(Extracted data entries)

'''

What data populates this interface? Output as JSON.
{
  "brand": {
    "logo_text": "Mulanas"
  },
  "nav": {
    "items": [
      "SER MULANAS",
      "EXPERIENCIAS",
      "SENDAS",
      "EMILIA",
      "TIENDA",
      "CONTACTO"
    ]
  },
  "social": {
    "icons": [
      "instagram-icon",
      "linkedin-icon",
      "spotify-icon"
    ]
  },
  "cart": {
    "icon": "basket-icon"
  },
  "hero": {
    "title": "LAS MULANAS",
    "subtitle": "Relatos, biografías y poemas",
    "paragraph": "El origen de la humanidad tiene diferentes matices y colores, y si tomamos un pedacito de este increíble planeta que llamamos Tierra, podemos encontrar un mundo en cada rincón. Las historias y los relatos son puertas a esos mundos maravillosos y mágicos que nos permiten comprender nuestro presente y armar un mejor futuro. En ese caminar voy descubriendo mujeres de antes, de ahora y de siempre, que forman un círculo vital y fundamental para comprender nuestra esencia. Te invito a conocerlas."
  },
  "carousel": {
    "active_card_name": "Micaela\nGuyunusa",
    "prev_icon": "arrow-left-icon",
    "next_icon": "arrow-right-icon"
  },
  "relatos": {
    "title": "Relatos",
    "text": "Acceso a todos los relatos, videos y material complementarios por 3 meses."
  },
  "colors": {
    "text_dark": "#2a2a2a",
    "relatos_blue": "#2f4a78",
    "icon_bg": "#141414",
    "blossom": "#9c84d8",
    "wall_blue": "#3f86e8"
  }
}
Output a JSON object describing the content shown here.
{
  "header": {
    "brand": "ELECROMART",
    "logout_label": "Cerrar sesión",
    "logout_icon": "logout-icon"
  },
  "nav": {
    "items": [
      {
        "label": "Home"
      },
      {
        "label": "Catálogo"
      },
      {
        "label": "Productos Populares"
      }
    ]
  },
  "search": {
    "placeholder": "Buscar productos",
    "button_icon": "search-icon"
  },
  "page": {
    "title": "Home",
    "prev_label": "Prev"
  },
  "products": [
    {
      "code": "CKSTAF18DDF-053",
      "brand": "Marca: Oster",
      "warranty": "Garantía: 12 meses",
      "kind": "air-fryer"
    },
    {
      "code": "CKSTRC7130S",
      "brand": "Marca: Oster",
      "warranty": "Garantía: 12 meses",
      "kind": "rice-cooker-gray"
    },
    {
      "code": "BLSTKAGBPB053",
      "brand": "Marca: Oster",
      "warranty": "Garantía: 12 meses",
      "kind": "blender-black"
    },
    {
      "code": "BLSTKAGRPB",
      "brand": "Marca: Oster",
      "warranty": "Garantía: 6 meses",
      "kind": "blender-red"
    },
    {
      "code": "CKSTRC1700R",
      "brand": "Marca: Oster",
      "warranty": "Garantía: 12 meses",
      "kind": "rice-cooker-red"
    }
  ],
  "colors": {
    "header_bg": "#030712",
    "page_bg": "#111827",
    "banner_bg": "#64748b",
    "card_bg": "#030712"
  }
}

'''

» Exercise
Each entry above is to be set down again in exactly the same words.

» Answer to the exercise
What data populates this interface? Output as JSON.
{
  "brand": {
    "logo_text": "Mulanas"
  },
  "nav": {
    "items": [
      "SER MULANAS",
      "EXPERIENCIAS",
      "SENDAS",
      "EMILIA",
      "TIENDA",
      "CONTACTO"
    ]
  },
  "social": {
    "icons": [
      "instagram-icon",
      "linkedin-icon",
      "spotify-icon"
    ]
  },
  "cart": {
    "icon": "basket-icon"
  },
  "hero": {
    "title": "LAS MULANAS",
    "subtitle": "Relatos, biografías y poemas",
    "paragraph": "El origen de la humanidad tiene diferentes matices y colores, y si tomamos un pedacito de este increíble planeta que llamamos Tierra, podemos encontrar un mundo en cada rincón. Las historias y los relatos son puertas a esos mundos maravillosos y mágicos que nos permiten comprender nuestro presente y armar un mejor futuro. En ese caminar voy descubriendo mujeres de antes, de ahora y de siempre, que forman un círculo vital y fundamental para comprender nuestra esencia. Te invito a conocerlas."
  },
  "carousel": {
    "active_card_name": "Micaela\nGuyunusa",
    "prev_icon": "arrow-left-icon",
    "next_icon": "arrow-right-icon"
  },
  "relatos": {
    "title": "Relatos",
    "text": "Acceso a todos los relatos, videos y material complementarios por 3 meses."
  },
  "colors": {
    "text_dark": "#2a2a2a",
    "relatos_blue": "#2f4a78",
    "icon_bg": "#141414",
    "blossom": "#9c84d8",
    "wall_blue": "#3f86e8"
  }
}
Output a JSON object describing the content shown here.
{
  "header": {
    "brand": "ELECROMART",
    "logout_label": "Cerrar sesión",
    "logout_icon": "logout-icon"
  },
  "nav": {
    "items": [
      {
        "label": "Home"
      },
      {
        "label": "Catálogo"
      },
      {
        "label": "Productos Populares"
      }
    ]
  },
  "search": {
    "placeholder": "Buscar productos",
    "button_icon": "search-icon"
  },
  "page": {
    "title": "Home",
    "prev_label": "Prev"
  },
  "products": [
    {
      "code": "CKSTAF18DDF-053",
      "brand": "Marca: Oster",
      "warranty": "Garantía: 12 meses",
      "kind": "air-fryer"
    },
    {
      "code": "CKSTRC7130S",
      "brand": "Marca: Oster",
      "warranty": "Garantía: 12 meses",
      "kind": "rice-cooker-gray"
    },
    {
      "code": "BLSTKAGBPB053",
      "brand": "Marca: Oster",
      "warranty": "Garantía: 12 meses",
      "kind": "blender-black"
    },
    {
      "code": "BLSTKAGRPB",
      "brand": "Marca: Oster",
      "warranty": "Garantía: 6 meses",
      "kind": "blender-red"
    },
    {
      "code": "CKSTRC1700R",
      "brand": "Marca: Oster",
      "warranty": "Garantía: 12 meses",
      "kind": "rice-cooker-red"
    }
  ],
  "colors": {
    "header_bg": "#030712",
    "page_bg": "#111827",
    "banner_bg": "#64748b",
    "card_bg": "#030712"
  }
}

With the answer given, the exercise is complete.